(Stored data)
--- BEGIN ---

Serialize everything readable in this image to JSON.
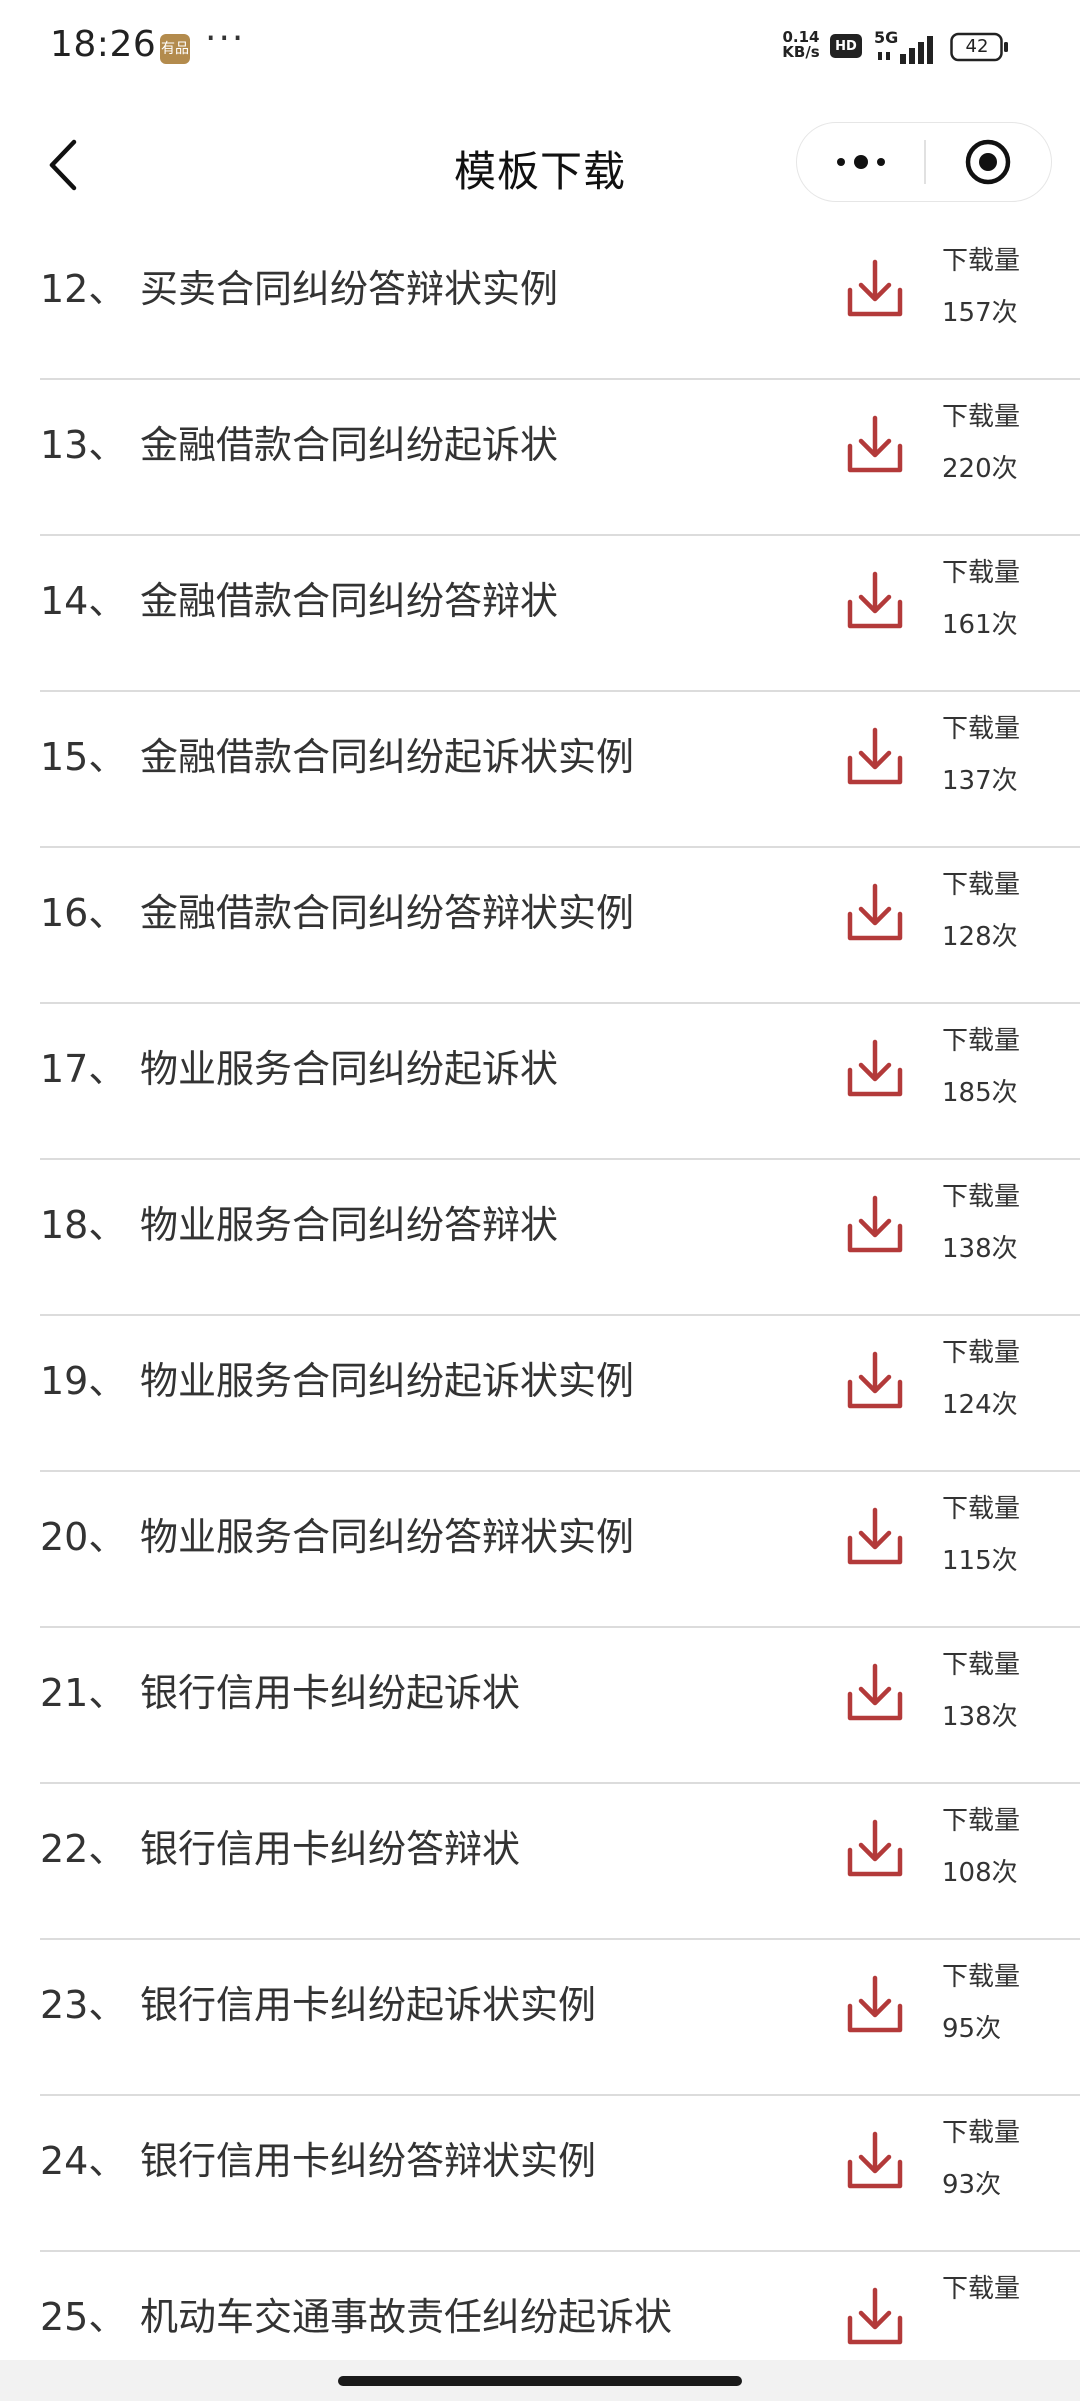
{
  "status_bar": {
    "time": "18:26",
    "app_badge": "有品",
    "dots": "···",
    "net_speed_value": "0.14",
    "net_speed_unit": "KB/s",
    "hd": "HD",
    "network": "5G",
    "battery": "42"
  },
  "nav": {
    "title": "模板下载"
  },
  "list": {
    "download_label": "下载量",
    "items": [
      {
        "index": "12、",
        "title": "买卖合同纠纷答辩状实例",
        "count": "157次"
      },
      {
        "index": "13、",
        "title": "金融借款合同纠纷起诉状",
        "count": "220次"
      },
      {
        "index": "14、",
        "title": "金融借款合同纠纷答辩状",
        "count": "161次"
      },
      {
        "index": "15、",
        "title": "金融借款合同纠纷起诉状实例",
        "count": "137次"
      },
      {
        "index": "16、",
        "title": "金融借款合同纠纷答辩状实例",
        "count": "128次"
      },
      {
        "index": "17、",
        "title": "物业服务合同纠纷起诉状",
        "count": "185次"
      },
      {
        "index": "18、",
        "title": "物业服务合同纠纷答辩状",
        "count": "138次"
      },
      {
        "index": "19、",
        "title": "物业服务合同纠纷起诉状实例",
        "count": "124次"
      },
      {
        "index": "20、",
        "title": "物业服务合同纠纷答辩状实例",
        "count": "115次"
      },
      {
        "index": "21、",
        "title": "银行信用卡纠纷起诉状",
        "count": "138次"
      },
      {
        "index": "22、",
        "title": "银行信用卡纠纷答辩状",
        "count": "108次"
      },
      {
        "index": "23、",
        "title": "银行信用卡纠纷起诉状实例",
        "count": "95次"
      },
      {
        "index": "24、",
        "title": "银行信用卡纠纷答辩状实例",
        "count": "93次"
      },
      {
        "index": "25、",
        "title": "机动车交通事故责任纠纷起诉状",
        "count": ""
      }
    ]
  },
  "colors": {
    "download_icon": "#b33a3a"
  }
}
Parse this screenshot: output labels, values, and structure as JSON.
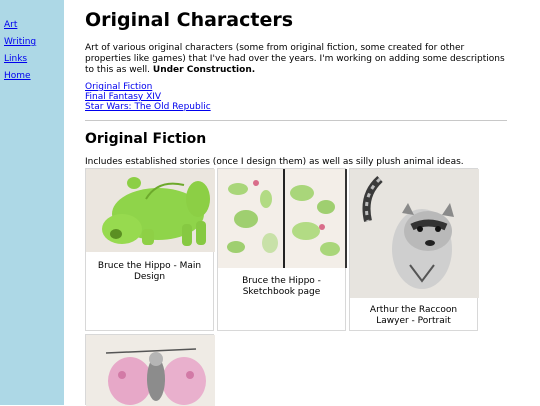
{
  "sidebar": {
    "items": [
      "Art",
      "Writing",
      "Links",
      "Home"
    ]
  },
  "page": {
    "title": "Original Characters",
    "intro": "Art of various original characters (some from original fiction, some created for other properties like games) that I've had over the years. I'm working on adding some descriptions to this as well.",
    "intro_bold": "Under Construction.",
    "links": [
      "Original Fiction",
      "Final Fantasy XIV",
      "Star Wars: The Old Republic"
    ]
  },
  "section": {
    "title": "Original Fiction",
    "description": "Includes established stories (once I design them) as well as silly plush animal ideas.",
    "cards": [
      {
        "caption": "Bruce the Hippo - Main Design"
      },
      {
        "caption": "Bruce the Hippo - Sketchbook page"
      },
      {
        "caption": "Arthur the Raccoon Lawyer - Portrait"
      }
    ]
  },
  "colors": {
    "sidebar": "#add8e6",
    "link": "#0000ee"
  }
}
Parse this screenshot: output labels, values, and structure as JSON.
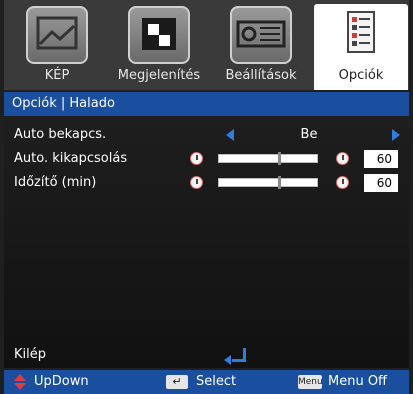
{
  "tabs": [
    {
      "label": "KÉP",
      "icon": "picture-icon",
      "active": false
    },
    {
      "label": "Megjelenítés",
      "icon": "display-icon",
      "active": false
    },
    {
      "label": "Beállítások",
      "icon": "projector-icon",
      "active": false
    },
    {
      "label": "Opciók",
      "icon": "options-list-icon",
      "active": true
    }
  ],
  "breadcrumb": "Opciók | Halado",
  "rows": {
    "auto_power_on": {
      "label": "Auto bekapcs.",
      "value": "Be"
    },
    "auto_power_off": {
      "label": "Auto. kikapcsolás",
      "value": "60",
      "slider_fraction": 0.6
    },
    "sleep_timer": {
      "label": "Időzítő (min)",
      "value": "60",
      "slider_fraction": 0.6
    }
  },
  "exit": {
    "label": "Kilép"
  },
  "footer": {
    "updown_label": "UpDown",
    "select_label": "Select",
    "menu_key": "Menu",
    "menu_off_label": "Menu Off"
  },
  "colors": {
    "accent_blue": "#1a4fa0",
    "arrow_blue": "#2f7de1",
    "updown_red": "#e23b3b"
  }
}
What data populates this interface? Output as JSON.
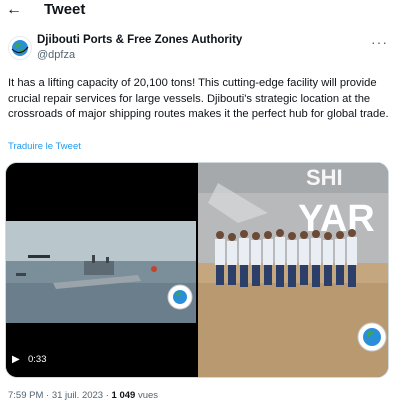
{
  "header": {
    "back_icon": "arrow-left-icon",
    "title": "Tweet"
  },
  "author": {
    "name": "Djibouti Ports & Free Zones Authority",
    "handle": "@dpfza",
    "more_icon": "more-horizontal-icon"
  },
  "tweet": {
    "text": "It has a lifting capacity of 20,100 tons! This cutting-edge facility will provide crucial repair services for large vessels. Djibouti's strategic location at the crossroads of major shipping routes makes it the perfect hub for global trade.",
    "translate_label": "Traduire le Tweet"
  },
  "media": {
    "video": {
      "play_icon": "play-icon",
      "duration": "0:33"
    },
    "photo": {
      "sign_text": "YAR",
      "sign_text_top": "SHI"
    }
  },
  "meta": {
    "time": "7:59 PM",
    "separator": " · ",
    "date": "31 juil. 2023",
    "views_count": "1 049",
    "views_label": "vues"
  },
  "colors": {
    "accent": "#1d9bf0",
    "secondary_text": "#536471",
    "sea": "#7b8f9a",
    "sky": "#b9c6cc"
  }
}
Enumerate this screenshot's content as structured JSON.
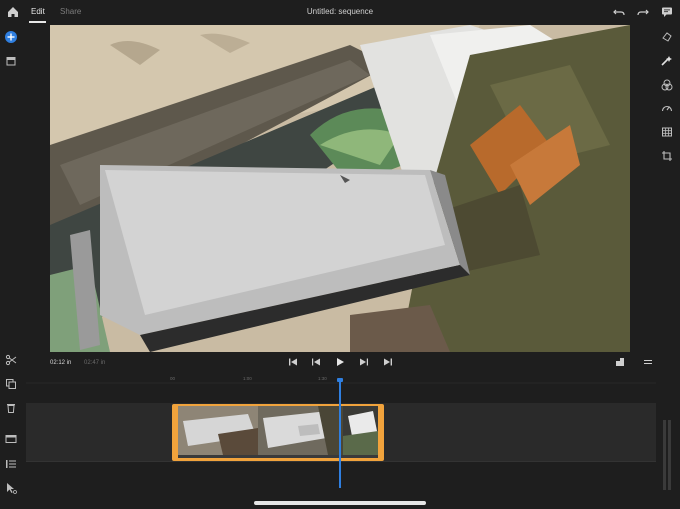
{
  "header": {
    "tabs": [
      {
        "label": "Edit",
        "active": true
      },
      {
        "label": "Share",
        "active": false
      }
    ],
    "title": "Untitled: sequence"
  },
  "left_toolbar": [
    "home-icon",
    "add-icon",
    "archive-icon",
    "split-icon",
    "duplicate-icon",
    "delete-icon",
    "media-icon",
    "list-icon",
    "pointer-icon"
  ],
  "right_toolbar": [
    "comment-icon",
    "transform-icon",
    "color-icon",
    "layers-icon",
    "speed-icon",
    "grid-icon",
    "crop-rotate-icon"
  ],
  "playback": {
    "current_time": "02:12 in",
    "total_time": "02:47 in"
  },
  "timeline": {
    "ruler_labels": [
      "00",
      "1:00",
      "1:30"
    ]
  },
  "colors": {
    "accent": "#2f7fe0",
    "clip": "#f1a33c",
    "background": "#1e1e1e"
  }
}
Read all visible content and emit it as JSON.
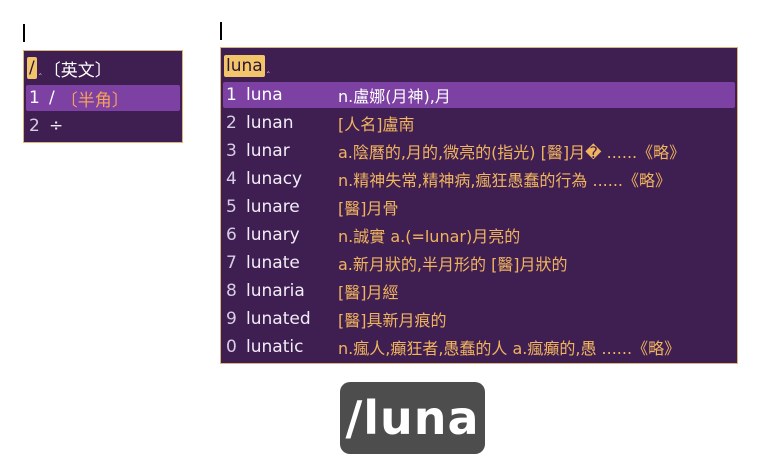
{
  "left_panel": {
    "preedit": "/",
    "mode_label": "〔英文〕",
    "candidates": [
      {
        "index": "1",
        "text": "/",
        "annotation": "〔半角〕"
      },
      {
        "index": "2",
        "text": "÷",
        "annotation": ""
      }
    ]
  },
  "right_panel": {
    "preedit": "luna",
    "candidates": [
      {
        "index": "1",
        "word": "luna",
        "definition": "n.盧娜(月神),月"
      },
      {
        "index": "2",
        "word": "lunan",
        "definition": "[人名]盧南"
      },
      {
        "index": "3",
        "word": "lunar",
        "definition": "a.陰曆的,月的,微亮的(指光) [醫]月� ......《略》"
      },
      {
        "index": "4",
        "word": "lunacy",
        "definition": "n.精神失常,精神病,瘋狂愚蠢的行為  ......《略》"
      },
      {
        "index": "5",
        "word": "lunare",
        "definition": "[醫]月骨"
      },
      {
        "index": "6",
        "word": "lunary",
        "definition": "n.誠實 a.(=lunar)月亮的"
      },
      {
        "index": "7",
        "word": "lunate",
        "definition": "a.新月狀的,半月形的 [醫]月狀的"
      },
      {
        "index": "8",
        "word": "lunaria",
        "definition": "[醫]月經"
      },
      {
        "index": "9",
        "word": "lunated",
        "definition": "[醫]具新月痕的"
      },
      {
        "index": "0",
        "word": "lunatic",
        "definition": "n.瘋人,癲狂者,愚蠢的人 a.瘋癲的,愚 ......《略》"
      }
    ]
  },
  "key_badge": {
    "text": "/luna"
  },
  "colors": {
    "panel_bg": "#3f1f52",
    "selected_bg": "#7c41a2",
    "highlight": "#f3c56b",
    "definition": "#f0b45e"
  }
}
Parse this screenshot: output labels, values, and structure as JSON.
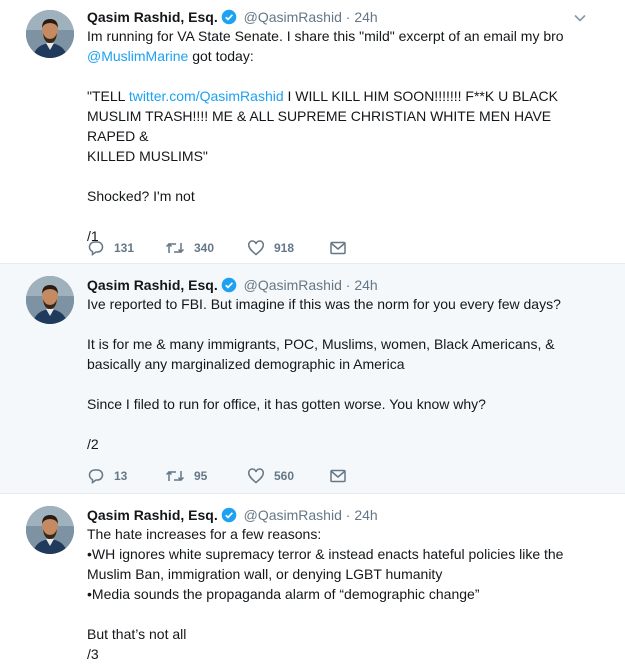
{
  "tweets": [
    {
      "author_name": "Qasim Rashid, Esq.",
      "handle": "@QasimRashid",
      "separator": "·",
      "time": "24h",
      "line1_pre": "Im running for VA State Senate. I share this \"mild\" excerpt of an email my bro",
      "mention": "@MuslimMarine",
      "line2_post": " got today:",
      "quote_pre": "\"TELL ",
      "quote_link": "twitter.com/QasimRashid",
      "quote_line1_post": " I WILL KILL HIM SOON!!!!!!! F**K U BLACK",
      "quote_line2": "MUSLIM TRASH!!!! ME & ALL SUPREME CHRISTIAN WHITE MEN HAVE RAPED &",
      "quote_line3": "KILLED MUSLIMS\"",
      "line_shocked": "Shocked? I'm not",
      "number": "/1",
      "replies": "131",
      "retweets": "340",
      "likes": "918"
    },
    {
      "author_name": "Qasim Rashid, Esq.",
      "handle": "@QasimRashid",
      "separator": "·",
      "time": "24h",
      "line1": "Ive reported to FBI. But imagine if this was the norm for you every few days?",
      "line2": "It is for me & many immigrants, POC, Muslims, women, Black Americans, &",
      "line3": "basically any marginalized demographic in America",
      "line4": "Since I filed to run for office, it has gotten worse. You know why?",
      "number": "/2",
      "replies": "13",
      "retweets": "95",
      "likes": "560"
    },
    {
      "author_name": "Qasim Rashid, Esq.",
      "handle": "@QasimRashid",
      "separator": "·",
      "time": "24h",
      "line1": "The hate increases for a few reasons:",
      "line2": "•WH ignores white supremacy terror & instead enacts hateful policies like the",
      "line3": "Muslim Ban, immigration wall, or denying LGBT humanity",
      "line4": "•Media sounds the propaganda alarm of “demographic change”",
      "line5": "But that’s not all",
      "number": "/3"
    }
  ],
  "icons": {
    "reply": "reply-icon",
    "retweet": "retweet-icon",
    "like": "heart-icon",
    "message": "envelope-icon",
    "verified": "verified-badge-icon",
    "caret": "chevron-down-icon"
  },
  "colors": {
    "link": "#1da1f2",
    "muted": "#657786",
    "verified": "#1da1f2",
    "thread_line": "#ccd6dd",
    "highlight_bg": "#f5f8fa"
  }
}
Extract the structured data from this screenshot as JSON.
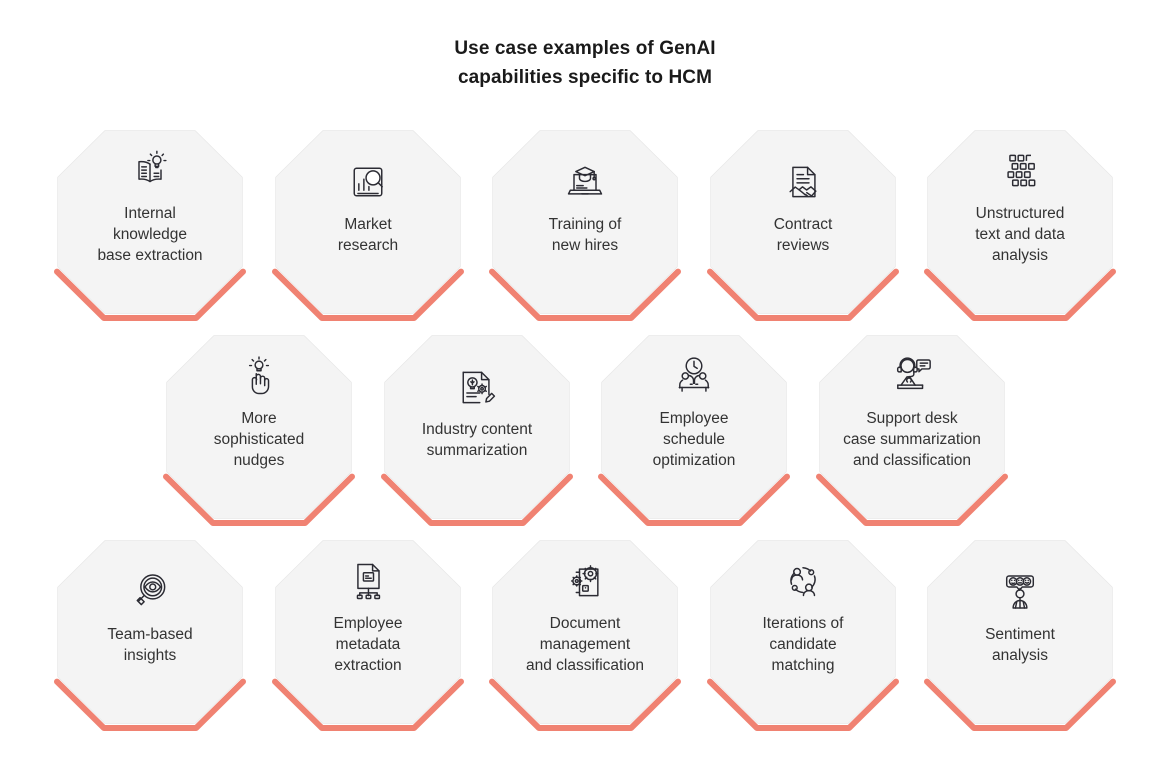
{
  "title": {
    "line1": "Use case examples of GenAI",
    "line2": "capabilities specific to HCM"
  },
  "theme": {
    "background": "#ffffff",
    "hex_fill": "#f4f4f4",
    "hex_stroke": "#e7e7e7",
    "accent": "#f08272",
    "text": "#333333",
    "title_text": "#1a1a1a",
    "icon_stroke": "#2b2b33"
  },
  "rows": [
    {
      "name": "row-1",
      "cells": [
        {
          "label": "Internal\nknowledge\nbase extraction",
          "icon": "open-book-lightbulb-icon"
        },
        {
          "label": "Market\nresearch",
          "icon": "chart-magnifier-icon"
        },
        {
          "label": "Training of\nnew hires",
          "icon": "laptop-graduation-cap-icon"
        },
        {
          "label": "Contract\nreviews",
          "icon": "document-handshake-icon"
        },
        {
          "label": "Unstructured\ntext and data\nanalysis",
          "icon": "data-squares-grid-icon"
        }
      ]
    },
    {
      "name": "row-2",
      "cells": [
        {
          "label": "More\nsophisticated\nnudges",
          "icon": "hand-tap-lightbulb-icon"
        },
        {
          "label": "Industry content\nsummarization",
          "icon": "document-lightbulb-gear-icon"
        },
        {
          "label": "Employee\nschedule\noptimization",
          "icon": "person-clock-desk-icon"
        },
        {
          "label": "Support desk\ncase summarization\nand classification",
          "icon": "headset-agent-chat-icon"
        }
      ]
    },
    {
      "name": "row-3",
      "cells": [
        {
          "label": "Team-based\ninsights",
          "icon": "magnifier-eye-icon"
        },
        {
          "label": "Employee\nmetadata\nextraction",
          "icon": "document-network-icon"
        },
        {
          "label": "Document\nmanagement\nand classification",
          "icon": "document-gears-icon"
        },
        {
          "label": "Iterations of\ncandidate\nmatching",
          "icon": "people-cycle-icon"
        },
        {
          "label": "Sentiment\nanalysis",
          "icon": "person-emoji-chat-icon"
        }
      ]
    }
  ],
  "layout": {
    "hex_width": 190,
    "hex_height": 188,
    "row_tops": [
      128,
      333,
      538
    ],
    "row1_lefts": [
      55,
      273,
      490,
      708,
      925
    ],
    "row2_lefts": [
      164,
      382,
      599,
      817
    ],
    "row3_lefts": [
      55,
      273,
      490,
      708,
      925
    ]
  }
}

--- END ---

_What is being asked_
Identify each line in the records above containing the word "chat"; copy those lines.

_Task response_
          "icon": "headset-agent-chat-icon"
          "icon": "person-emoji-chat-icon"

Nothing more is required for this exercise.